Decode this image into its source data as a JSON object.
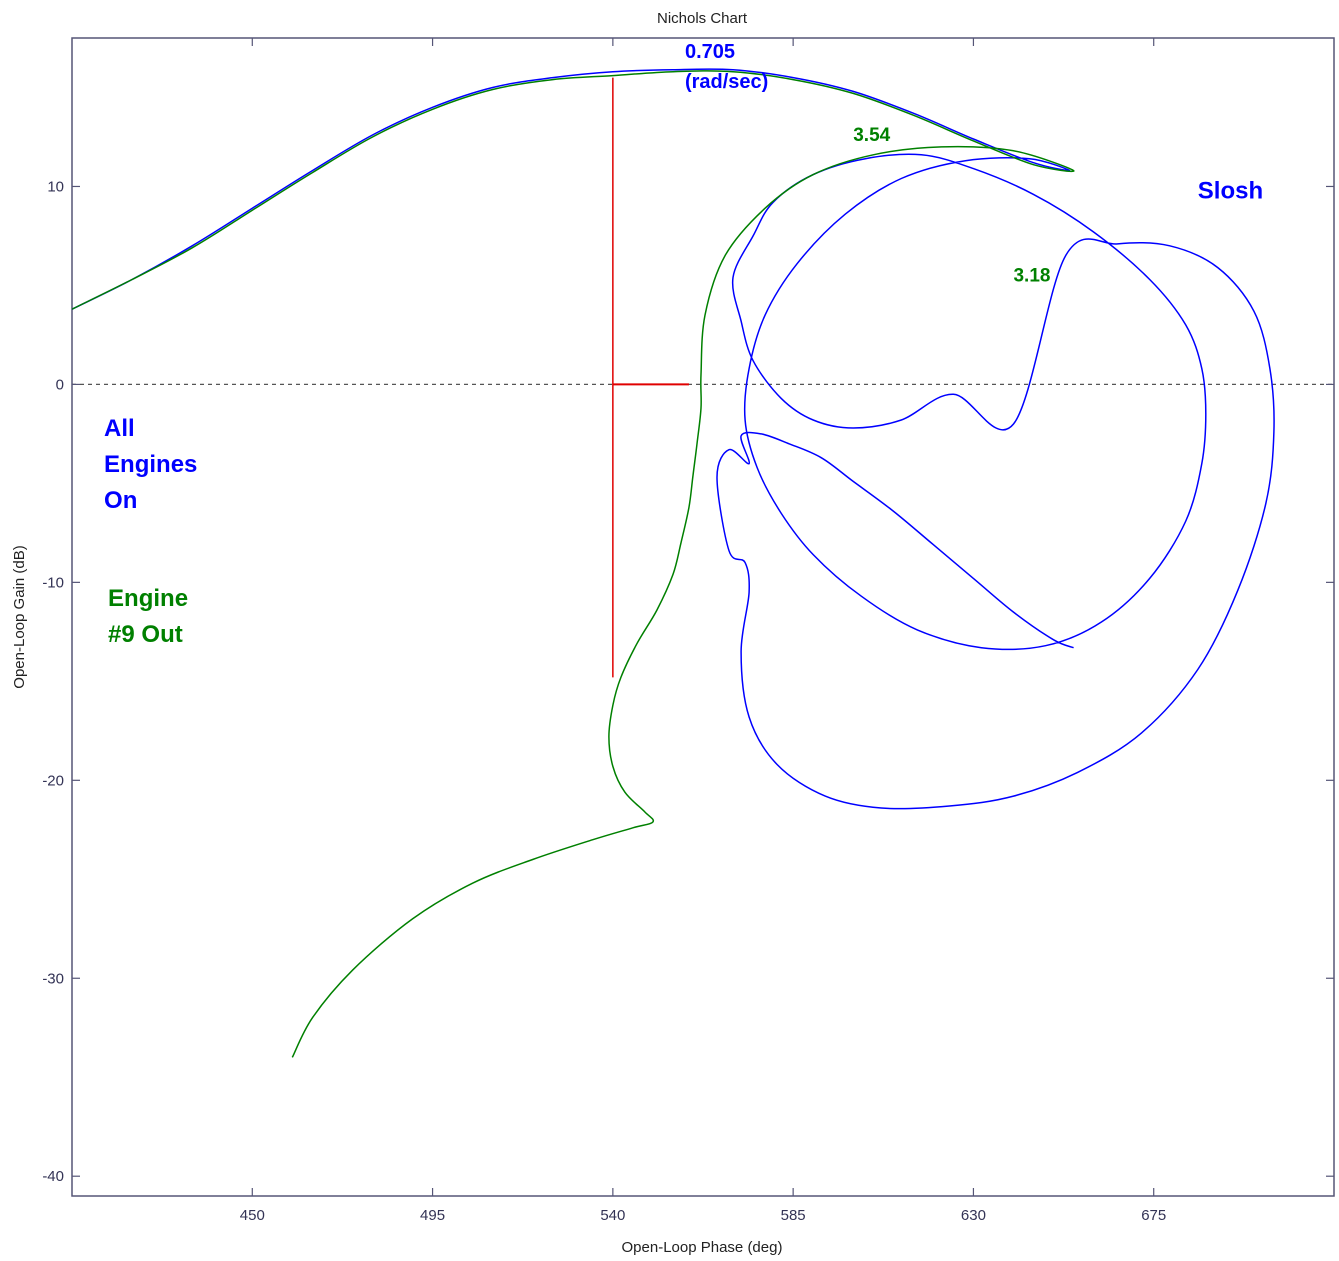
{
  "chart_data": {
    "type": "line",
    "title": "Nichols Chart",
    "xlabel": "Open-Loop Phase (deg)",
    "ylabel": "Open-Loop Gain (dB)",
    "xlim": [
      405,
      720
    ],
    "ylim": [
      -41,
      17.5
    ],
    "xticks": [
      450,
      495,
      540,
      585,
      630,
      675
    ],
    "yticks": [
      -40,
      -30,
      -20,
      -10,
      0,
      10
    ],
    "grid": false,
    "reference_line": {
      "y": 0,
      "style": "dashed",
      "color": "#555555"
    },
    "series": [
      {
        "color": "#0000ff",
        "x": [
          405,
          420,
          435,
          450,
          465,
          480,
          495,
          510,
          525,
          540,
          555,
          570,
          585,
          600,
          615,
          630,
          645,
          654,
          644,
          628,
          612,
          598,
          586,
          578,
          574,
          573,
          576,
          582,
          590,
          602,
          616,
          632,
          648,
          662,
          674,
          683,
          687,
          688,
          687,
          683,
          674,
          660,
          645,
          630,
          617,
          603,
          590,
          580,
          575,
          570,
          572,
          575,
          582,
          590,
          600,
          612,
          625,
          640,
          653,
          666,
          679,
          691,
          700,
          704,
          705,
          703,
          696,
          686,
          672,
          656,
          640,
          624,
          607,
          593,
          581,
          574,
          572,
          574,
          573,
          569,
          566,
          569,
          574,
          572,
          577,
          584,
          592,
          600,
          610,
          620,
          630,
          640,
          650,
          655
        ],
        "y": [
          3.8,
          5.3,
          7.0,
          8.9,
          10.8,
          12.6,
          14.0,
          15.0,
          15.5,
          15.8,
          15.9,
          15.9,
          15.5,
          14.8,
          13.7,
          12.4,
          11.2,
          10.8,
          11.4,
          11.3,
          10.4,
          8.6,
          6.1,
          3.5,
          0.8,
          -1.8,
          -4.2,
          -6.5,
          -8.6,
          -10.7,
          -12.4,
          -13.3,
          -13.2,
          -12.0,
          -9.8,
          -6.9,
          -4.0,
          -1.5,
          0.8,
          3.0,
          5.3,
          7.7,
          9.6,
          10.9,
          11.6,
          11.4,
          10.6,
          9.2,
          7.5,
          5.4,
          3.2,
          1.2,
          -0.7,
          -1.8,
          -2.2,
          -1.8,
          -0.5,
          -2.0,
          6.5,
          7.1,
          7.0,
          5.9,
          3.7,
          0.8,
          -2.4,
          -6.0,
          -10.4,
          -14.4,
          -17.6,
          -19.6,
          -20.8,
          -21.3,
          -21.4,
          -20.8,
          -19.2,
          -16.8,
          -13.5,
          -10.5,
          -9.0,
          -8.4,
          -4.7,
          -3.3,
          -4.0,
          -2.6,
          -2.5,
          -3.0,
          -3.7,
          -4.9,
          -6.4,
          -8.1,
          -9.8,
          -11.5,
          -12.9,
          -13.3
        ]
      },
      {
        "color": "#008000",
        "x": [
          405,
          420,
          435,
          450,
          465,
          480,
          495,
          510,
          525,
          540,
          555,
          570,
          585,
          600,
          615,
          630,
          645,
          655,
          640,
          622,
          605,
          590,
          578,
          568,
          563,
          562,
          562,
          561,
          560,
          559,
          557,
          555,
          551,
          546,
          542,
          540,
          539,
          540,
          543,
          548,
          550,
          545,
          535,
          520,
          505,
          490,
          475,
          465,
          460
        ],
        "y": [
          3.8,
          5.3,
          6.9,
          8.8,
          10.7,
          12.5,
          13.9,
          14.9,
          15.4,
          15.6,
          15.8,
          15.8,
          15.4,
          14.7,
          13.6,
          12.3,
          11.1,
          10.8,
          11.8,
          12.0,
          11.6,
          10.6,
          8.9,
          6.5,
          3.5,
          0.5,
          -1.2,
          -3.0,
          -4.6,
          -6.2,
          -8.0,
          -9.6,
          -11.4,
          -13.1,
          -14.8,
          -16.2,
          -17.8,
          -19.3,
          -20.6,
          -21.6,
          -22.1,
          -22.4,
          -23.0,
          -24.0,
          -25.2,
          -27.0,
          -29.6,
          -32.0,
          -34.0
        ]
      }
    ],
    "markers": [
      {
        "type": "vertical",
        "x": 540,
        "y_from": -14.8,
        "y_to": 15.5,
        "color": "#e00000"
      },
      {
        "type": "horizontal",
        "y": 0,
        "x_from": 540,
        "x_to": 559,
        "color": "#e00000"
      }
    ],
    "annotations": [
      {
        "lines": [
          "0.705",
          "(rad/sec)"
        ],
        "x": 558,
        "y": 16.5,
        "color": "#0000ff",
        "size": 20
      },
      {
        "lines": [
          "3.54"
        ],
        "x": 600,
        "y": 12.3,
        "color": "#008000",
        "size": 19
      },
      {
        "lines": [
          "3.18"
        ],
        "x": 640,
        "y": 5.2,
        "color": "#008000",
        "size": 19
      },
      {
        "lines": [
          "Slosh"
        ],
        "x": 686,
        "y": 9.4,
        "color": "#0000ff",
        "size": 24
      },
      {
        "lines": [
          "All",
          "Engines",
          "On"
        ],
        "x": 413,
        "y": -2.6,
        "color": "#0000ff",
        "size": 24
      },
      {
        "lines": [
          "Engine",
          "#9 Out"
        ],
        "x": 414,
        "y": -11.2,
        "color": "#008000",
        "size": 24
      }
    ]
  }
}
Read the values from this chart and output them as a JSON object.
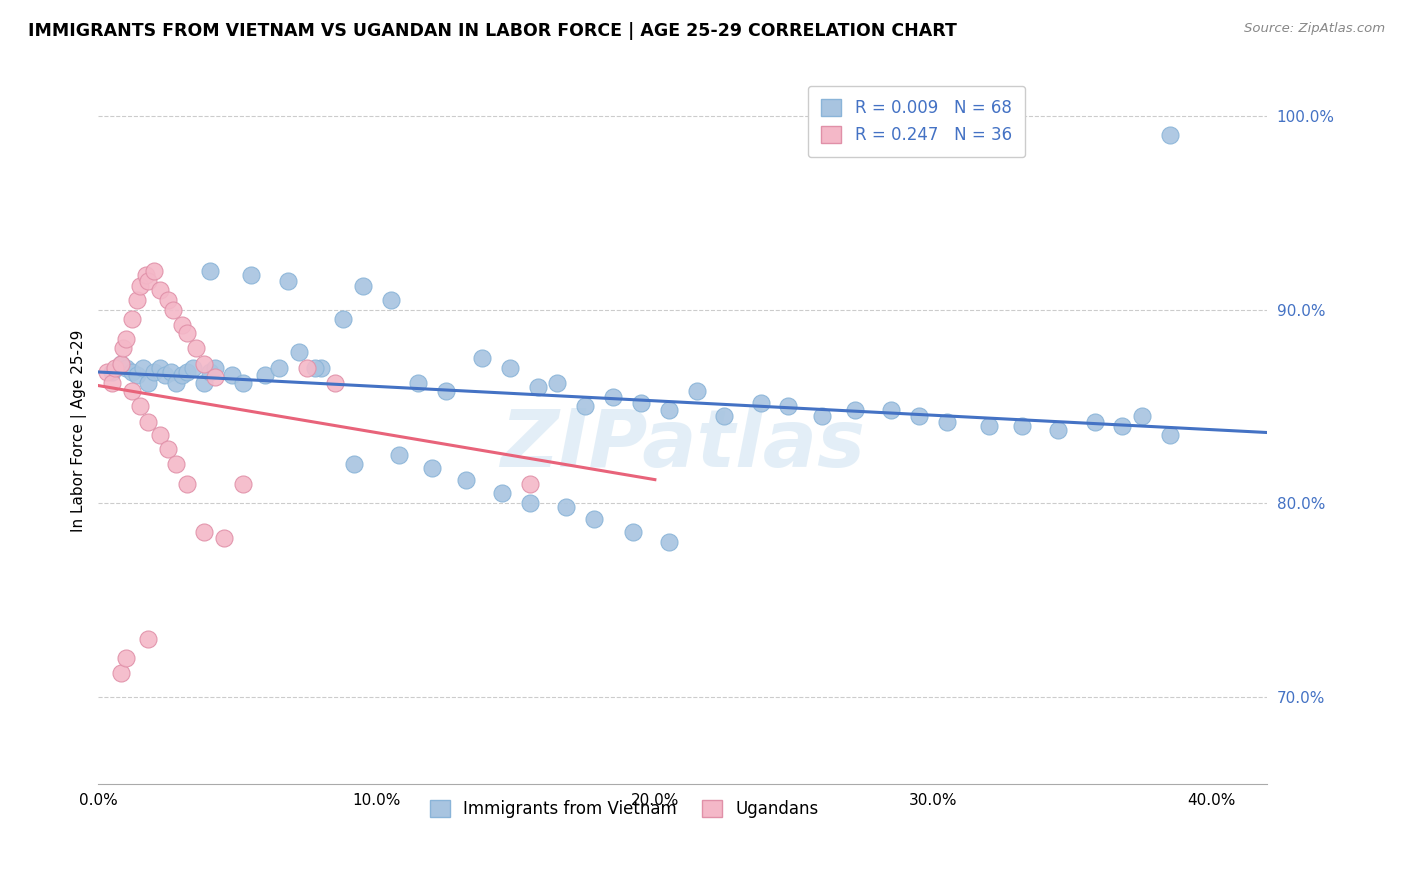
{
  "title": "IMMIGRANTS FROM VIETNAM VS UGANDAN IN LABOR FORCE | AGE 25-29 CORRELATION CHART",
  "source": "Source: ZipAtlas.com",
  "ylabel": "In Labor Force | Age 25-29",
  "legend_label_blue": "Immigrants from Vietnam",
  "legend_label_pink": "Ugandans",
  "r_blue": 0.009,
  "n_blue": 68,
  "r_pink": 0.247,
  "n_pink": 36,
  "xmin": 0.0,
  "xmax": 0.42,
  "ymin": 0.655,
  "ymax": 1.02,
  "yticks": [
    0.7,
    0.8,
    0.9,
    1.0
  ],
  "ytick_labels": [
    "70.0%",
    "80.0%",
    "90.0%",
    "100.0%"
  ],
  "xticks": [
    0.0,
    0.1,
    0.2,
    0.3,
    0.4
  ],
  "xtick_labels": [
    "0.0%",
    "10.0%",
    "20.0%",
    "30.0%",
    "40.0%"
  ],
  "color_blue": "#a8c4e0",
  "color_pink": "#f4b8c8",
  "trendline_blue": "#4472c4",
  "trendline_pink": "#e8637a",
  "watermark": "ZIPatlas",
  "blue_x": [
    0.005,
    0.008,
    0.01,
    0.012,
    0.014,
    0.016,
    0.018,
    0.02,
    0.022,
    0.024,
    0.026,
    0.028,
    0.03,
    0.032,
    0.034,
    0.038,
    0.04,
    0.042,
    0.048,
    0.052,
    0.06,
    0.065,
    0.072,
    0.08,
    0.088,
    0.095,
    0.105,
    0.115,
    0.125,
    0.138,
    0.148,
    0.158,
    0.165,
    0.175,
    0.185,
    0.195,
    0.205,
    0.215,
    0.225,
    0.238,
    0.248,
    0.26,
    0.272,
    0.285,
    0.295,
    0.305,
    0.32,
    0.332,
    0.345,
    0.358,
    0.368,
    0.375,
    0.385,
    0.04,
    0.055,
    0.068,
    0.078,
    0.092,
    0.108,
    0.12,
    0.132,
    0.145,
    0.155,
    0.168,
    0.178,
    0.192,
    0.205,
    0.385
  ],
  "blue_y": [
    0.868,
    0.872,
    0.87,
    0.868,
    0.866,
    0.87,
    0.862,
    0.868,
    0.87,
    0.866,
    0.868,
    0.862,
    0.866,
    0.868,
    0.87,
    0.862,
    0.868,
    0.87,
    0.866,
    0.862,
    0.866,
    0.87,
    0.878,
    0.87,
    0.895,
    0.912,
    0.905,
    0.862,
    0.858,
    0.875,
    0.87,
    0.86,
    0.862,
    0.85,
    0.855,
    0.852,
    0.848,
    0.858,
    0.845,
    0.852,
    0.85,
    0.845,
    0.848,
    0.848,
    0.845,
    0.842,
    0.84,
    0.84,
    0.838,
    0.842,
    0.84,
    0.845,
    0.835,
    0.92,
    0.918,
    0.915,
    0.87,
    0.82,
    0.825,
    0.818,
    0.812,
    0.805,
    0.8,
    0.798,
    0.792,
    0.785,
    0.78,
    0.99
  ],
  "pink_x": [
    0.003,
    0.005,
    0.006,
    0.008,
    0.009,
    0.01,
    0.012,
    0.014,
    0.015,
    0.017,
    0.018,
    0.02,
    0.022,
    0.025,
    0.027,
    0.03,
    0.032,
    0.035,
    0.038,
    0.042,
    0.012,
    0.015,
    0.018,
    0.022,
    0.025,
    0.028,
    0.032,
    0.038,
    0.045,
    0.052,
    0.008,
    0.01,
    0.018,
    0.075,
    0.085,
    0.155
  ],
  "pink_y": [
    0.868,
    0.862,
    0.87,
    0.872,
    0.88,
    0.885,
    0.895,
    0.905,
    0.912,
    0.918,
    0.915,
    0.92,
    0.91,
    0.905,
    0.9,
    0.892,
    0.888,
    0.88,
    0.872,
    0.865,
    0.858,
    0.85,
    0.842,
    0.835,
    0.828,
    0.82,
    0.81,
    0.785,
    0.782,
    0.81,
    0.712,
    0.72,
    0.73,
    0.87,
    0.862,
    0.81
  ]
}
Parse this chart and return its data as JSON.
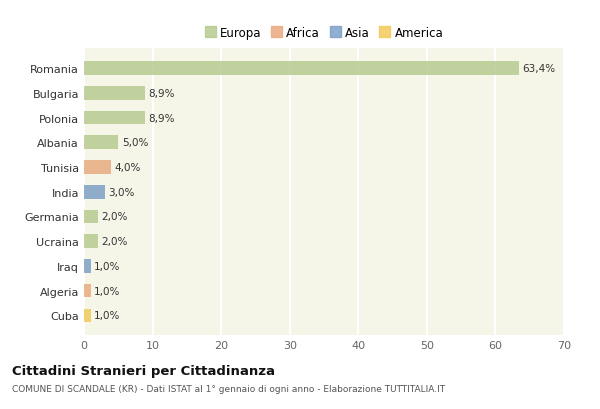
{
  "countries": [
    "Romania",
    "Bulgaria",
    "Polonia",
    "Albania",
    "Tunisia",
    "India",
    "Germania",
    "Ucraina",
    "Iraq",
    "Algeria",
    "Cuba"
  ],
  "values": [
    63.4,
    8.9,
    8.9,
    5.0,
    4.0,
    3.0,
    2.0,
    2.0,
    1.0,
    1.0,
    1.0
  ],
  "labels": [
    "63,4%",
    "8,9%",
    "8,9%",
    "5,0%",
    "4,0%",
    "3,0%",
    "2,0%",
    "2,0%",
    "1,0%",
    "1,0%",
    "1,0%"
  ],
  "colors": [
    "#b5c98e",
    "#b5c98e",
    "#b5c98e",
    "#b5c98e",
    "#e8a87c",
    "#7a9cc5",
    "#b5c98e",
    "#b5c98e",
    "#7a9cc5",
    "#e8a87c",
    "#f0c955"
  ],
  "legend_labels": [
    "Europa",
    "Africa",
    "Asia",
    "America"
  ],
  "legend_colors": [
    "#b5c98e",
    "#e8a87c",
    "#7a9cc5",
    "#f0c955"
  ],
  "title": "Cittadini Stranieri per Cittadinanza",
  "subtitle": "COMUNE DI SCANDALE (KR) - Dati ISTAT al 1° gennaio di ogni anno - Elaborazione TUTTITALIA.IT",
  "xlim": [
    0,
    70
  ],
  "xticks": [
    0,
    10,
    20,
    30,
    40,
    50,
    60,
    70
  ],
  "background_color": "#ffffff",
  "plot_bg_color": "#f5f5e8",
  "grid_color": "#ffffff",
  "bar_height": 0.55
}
--------
> [YOUR GOAL]: Pick out and copy every line that contains the word "ffffff".

> [ANSWER TO THIS PROBLEM]:
  "background_color": "#ffffff",
  "grid_color": "#ffffff",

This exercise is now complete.